WHAT THE EXERCISE ASKS
Collect each line containing "with".

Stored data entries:
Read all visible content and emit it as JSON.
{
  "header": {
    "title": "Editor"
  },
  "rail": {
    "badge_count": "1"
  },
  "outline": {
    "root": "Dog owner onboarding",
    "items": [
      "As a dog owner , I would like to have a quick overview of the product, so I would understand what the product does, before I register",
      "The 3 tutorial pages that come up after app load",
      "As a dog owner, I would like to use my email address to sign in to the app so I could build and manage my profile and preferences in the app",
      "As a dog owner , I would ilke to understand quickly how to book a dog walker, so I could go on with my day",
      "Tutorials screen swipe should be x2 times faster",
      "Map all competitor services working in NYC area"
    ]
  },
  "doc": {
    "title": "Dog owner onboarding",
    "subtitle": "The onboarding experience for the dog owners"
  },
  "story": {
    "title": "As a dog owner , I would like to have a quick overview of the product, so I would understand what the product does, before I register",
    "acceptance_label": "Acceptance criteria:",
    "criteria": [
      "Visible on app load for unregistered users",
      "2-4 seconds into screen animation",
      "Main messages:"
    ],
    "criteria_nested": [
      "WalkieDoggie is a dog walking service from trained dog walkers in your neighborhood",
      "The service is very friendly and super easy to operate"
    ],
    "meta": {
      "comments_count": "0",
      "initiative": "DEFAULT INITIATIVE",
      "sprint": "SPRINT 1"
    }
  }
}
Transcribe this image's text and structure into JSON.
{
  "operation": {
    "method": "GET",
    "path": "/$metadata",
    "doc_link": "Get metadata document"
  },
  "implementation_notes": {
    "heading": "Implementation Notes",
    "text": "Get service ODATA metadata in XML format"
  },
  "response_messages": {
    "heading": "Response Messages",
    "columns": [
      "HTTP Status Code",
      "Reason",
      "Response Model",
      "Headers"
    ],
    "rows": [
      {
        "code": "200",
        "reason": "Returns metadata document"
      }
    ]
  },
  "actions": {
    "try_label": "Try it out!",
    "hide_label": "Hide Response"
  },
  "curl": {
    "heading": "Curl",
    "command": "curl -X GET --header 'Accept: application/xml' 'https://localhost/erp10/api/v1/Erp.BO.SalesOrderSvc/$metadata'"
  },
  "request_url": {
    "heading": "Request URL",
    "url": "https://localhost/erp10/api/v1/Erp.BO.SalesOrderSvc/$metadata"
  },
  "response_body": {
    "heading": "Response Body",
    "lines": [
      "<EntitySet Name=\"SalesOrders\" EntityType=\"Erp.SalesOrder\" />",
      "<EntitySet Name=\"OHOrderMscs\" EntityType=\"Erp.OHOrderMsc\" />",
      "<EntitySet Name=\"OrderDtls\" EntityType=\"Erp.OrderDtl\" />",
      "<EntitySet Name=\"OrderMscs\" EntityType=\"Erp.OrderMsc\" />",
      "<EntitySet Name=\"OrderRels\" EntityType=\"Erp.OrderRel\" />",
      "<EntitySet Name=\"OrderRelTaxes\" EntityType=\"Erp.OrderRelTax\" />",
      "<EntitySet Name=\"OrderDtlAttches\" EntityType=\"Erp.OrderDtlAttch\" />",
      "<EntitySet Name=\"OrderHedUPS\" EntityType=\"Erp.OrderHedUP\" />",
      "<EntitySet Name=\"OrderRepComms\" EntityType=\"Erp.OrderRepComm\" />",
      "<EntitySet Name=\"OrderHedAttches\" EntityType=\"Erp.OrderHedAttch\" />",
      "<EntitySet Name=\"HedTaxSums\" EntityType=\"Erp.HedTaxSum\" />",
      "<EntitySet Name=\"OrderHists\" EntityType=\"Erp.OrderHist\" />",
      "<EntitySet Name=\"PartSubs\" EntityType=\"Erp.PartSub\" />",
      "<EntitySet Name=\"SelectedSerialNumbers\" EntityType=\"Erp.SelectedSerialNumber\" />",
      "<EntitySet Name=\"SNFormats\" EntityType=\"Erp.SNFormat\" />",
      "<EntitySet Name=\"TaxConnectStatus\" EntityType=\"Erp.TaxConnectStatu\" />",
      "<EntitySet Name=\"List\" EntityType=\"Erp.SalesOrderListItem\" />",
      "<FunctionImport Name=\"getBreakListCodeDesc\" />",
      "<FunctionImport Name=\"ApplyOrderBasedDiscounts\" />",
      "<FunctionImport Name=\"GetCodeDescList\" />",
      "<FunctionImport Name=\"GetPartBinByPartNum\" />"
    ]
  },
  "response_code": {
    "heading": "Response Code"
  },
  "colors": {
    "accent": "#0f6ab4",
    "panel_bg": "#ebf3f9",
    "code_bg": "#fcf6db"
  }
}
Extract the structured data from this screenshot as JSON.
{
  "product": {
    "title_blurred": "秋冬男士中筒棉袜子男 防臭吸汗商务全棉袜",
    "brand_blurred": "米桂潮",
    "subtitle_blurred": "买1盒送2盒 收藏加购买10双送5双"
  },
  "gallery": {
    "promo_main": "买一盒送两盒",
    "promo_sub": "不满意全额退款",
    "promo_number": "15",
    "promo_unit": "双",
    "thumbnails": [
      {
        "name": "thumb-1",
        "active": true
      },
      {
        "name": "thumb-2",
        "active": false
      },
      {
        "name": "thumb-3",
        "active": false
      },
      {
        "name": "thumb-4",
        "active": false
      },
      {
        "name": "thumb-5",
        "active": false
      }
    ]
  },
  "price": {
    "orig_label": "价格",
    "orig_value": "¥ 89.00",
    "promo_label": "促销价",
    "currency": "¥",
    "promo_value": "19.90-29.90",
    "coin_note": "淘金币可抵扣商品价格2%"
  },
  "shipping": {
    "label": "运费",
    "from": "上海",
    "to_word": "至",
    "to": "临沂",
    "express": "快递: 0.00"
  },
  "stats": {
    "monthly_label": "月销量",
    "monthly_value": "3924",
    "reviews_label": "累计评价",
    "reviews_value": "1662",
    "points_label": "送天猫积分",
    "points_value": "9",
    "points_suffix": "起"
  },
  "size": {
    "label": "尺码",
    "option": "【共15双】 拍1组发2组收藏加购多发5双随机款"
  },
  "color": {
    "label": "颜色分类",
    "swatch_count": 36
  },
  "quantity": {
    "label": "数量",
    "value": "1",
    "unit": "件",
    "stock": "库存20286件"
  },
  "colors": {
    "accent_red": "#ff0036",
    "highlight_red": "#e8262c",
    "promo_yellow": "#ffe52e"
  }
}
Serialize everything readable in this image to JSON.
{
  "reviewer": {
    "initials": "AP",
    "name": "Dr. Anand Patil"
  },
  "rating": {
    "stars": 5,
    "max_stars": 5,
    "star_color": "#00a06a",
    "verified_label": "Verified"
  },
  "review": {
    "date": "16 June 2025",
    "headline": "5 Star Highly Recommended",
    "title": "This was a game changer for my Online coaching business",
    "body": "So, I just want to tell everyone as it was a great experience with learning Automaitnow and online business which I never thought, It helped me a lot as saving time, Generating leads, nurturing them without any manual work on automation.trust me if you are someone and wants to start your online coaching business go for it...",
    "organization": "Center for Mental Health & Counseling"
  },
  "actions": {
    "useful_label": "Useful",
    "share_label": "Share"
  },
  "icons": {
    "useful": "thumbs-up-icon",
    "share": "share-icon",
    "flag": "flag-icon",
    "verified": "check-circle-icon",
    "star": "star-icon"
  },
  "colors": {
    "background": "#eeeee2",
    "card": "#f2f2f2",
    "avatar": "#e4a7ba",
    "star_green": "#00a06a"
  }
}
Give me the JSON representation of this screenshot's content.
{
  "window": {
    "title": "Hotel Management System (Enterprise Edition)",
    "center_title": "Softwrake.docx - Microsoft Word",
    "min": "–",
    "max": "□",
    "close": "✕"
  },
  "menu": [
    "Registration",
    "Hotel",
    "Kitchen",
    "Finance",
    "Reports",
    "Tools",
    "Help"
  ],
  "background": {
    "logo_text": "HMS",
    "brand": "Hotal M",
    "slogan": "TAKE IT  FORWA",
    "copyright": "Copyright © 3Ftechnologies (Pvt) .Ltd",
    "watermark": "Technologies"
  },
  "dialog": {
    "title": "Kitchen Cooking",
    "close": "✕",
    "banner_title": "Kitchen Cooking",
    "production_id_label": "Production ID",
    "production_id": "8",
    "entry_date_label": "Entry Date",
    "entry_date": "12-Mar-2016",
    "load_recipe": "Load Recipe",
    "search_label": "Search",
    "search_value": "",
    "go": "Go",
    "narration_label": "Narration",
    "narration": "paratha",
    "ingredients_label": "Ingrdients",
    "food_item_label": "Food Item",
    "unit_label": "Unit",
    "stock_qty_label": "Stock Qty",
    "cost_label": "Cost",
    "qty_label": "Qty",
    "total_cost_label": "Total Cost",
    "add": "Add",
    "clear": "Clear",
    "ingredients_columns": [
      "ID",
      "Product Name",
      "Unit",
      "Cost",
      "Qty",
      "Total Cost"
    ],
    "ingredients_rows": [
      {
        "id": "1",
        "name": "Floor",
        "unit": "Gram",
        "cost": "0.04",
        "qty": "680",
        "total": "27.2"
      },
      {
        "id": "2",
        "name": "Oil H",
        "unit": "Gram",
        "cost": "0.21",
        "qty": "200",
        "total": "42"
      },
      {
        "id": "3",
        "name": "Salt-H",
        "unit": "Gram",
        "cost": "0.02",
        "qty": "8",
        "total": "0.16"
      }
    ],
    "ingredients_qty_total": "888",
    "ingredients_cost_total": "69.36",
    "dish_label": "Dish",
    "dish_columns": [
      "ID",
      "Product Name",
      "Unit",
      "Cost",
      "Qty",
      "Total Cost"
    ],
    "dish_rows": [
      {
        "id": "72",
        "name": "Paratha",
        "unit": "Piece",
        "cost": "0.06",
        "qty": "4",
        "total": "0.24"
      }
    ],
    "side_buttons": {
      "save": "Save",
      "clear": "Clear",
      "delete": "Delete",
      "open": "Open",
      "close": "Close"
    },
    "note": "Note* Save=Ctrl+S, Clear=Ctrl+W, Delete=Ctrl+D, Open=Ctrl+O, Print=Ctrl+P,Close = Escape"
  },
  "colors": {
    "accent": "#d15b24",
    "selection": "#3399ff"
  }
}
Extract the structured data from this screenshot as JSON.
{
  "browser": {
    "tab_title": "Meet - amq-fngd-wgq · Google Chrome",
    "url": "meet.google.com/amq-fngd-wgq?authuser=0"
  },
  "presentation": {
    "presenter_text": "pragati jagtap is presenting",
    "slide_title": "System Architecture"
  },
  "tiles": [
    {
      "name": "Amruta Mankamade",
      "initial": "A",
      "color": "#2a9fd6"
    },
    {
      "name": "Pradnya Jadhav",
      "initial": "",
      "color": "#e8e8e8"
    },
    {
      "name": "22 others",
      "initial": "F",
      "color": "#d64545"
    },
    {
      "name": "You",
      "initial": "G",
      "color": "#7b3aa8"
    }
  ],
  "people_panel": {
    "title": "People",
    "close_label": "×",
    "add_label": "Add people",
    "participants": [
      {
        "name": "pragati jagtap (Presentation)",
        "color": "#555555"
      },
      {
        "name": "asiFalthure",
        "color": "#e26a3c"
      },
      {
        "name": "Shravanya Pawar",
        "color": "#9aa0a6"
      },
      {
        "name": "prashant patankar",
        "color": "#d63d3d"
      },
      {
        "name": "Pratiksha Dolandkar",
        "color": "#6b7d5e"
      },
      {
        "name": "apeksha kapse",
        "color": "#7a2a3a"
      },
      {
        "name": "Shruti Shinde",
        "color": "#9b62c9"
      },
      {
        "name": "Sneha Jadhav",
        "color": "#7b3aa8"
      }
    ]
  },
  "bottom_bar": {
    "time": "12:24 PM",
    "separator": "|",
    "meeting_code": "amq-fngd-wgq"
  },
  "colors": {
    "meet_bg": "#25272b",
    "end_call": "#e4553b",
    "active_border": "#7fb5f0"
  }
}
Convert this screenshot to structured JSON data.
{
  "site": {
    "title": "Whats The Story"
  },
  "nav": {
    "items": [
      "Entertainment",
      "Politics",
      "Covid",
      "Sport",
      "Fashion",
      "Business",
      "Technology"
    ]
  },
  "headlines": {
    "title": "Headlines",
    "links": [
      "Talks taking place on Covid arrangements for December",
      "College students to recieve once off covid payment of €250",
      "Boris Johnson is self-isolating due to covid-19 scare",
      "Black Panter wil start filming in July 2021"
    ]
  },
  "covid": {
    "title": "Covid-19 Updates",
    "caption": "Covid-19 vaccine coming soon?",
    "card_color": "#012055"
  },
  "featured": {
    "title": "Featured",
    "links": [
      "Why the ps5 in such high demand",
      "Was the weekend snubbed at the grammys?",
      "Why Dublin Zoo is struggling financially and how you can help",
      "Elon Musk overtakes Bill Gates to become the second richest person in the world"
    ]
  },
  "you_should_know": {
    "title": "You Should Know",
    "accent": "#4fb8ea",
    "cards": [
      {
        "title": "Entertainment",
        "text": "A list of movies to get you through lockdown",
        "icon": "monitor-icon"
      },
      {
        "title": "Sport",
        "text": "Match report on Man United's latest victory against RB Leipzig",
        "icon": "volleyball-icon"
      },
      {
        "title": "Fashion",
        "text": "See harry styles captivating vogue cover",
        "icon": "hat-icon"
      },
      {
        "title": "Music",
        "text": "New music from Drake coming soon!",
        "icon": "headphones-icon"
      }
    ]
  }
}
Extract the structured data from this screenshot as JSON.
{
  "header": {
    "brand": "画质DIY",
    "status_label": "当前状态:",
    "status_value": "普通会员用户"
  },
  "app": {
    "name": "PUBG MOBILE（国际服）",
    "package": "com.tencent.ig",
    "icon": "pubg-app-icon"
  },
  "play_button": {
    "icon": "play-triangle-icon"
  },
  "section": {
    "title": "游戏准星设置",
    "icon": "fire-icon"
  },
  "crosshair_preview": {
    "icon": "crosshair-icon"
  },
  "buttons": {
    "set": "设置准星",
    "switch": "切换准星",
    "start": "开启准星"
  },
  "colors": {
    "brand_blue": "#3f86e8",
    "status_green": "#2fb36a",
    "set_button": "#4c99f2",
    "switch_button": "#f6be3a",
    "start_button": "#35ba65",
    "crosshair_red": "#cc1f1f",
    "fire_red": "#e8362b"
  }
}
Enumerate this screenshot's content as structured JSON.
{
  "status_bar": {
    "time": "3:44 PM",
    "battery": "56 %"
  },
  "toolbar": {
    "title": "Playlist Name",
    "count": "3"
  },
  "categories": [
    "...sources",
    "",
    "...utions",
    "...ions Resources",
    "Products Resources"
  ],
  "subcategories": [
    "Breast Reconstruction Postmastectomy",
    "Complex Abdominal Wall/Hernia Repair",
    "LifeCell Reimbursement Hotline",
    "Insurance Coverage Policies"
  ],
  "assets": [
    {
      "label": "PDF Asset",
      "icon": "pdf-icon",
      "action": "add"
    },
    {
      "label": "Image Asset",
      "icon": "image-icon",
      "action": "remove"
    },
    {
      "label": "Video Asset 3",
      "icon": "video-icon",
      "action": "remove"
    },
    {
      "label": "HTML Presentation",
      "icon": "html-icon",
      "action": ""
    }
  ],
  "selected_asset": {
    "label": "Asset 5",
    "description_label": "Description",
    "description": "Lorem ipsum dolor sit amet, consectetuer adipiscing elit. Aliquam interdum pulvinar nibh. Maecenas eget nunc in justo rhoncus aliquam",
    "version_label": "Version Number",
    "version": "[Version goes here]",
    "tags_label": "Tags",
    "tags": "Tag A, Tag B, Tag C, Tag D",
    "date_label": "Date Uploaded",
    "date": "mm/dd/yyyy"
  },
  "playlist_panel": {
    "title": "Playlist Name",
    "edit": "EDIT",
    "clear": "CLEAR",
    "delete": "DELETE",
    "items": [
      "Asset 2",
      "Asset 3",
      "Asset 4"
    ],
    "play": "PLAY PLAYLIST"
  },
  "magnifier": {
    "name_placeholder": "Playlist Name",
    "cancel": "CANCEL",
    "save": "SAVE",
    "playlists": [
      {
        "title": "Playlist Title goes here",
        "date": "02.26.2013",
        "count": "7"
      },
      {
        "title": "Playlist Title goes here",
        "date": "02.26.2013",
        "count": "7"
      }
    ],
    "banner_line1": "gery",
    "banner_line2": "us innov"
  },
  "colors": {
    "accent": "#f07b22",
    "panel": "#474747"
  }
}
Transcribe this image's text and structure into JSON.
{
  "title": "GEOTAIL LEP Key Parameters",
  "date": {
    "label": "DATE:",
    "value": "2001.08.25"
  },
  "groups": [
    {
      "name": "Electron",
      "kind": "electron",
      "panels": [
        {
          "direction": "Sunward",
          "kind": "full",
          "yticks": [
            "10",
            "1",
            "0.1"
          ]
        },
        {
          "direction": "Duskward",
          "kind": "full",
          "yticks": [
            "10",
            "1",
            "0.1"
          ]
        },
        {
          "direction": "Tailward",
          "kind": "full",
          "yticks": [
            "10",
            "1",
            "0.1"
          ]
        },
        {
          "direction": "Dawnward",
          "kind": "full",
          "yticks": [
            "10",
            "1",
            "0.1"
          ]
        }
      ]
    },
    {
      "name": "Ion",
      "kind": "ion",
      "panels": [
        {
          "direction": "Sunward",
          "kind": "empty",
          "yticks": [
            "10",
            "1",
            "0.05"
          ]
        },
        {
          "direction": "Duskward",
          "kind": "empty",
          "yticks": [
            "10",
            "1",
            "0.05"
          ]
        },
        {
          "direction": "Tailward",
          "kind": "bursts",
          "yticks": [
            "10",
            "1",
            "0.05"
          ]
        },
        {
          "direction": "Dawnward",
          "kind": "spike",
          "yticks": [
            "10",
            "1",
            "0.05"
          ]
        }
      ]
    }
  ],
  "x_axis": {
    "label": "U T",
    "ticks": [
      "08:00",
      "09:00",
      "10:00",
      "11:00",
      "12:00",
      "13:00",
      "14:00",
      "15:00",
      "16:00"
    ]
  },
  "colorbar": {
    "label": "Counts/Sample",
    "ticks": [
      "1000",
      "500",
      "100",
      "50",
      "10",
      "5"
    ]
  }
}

EXPECTED ANSWER
      "As a dog owner , I would ilke to understand quickly how to book a dog walker, so I could go on with my day",
    "body": "So, I just want to tell everyone as it was a great experience with learning Automaitnow and online business which I never thought, It helped me a lot as saving time, Generating leads, nurturing them without any manual work on automation.trust me if you are someone and wants to start your online coaching business go for it...",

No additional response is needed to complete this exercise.